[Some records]
(begin)
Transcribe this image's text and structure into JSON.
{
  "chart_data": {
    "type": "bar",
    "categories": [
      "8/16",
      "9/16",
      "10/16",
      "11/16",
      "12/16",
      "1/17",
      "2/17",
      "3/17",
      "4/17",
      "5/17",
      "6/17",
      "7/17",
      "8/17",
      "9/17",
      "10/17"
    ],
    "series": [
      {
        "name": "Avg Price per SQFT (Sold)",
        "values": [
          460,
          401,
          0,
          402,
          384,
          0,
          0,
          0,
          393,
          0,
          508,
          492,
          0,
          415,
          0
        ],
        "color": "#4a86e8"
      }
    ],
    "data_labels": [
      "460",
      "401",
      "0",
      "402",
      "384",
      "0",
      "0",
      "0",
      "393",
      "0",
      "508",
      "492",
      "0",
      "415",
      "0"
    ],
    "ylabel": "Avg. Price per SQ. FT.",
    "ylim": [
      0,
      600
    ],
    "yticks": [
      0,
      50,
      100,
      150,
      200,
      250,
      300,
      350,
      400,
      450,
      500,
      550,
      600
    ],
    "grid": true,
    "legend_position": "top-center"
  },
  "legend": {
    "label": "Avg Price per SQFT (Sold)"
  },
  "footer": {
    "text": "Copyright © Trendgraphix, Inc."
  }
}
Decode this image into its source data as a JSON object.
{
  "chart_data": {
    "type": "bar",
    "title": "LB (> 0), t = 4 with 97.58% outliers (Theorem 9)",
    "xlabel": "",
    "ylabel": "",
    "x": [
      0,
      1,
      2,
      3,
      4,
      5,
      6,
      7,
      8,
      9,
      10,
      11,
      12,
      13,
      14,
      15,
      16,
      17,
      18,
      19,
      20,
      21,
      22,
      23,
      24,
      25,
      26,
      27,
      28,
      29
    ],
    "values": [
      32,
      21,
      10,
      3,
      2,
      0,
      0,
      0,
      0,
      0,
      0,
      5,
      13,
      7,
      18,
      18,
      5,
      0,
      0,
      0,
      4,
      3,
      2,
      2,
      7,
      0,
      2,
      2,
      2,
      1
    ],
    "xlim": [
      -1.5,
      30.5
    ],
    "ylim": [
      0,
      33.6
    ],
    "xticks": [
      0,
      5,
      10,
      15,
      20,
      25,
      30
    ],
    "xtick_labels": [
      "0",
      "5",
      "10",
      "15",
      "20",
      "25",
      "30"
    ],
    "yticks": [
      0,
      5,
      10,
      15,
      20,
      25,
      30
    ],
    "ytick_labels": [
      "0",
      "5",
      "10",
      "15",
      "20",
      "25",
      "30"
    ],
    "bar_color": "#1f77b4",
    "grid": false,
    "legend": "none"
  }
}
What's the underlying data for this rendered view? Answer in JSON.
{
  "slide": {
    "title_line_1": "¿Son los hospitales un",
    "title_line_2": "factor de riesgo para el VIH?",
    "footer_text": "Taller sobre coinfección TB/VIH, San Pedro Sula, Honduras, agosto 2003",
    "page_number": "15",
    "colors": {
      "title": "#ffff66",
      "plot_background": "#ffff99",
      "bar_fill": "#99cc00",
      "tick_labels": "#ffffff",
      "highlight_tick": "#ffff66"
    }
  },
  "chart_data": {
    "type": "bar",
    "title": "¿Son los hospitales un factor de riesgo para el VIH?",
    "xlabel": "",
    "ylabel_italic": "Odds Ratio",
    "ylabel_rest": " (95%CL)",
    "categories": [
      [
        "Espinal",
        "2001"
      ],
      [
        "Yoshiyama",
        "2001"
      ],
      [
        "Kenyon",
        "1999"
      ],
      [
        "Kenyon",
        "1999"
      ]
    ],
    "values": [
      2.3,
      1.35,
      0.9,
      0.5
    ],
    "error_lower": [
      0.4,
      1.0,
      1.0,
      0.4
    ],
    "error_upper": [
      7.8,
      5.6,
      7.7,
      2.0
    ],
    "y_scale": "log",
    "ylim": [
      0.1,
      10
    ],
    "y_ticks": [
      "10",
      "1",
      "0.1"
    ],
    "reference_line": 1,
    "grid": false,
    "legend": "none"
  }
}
(end)
▶ **What is required**:
Retype every entry above, word for word.

▶ **Result**:
Transcribe this image's text and structure into JSON.
{
  "chart_data": {
    "type": "bar",
    "categories": [
      "8/16",
      "9/16",
      "10/16",
      "11/16",
      "12/16",
      "1/17",
      "2/17",
      "3/17",
      "4/17",
      "5/17",
      "6/17",
      "7/17",
      "8/17",
      "9/17",
      "10/17"
    ],
    "series": [
      {
        "name": "Avg Price per SQFT (Sold)",
        "values": [
          460,
          401,
          0,
          402,
          384,
          0,
          0,
          0,
          393,
          0,
          508,
          492,
          0,
          415,
          0
        ],
        "color": "#4a86e8"
      }
    ],
    "data_labels": [
      "460",
      "401",
      "0",
      "402",
      "384",
      "0",
      "0",
      "0",
      "393",
      "0",
      "508",
      "492",
      "0",
      "415",
      "0"
    ],
    "ylabel": "Avg. Price per SQ. FT.",
    "ylim": [
      0,
      600
    ],
    "yticks": [
      0,
      50,
      100,
      150,
      200,
      250,
      300,
      350,
      400,
      450,
      500,
      550,
      600
    ],
    "grid": true,
    "legend_position": "top-center"
  },
  "legend": {
    "label": "Avg Price per SQFT (Sold)"
  },
  "footer": {
    "text": "Copyright © Trendgraphix, Inc."
  }
}
Decode this image into its source data as a JSON object.
{
  "chart_data": {
    "type": "bar",
    "title": "LB (> 0), t = 4 with 97.58% outliers (Theorem 9)",
    "xlabel": "",
    "ylabel": "",
    "x": [
      0,
      1,
      2,
      3,
      4,
      5,
      6,
      7,
      8,
      9,
      10,
      11,
      12,
      13,
      14,
      15,
      16,
      17,
      18,
      19,
      20,
      21,
      22,
      23,
      24,
      25,
      26,
      27,
      28,
      29
    ],
    "values": [
      32,
      21,
      10,
      3,
      2,
      0,
      0,
      0,
      0,
      0,
      0,
      5,
      13,
      7,
      18,
      18,
      5,
      0,
      0,
      0,
      4,
      3,
      2,
      2,
      7,
      0,
      2,
      2,
      2,
      1
    ],
    "xlim": [
      -1.5,
      30.5
    ],
    "ylim": [
      0,
      33.6
    ],
    "xticks": [
      0,
      5,
      10,
      15,
      20,
      25,
      30
    ],
    "xtick_labels": [
      "0",
      "5",
      "10",
      "15",
      "20",
      "25",
      "30"
    ],
    "yticks": [
      0,
      5,
      10,
      15,
      20,
      25,
      30
    ],
    "ytick_labels": [
      "0",
      "5",
      "10",
      "15",
      "20",
      "25",
      "30"
    ],
    "bar_color": "#1f77b4",
    "grid": false,
    "legend": "none"
  }
}
What's the underlying data for this rendered view? Answer in JSON.
{
  "slide": {
    "title_line_1": "¿Son los hospitales un",
    "title_line_2": "factor de riesgo para el VIH?",
    "footer_text": "Taller sobre coinfección TB/VIH, San Pedro Sula, Honduras, agosto 2003",
    "page_number": "15",
    "colors": {
      "title": "#ffff66",
      "plot_background": "#ffff99",
      "bar_fill": "#99cc00",
      "tick_labels": "#ffffff",
      "highlight_tick": "#ffff66"
    }
  },
  "chart_data": {
    "type": "bar",
    "title": "¿Son los hospitales un factor de riesgo para el VIH?",
    "xlabel": "",
    "ylabel_italic": "Odds Ratio",
    "ylabel_rest": " (95%CL)",
    "categories": [
      [
        "Espinal",
        "2001"
      ],
      [
        "Yoshiyama",
        "2001"
      ],
      [
        "Kenyon",
        "1999"
      ],
      [
        "Kenyon",
        "1999"
      ]
    ],
    "values": [
      2.3,
      1.35,
      0.9,
      0.5
    ],
    "error_lower": [
      0.4,
      1.0,
      1.0,
      0.4
    ],
    "error_upper": [
      7.8,
      5.6,
      7.7,
      2.0
    ],
    "y_scale": "log",
    "ylim": [
      0.1,
      10
    ],
    "y_ticks": [
      "10",
      "1",
      "0.1"
    ],
    "reference_line": 1,
    "grid": false,
    "legend": "none"
  }
}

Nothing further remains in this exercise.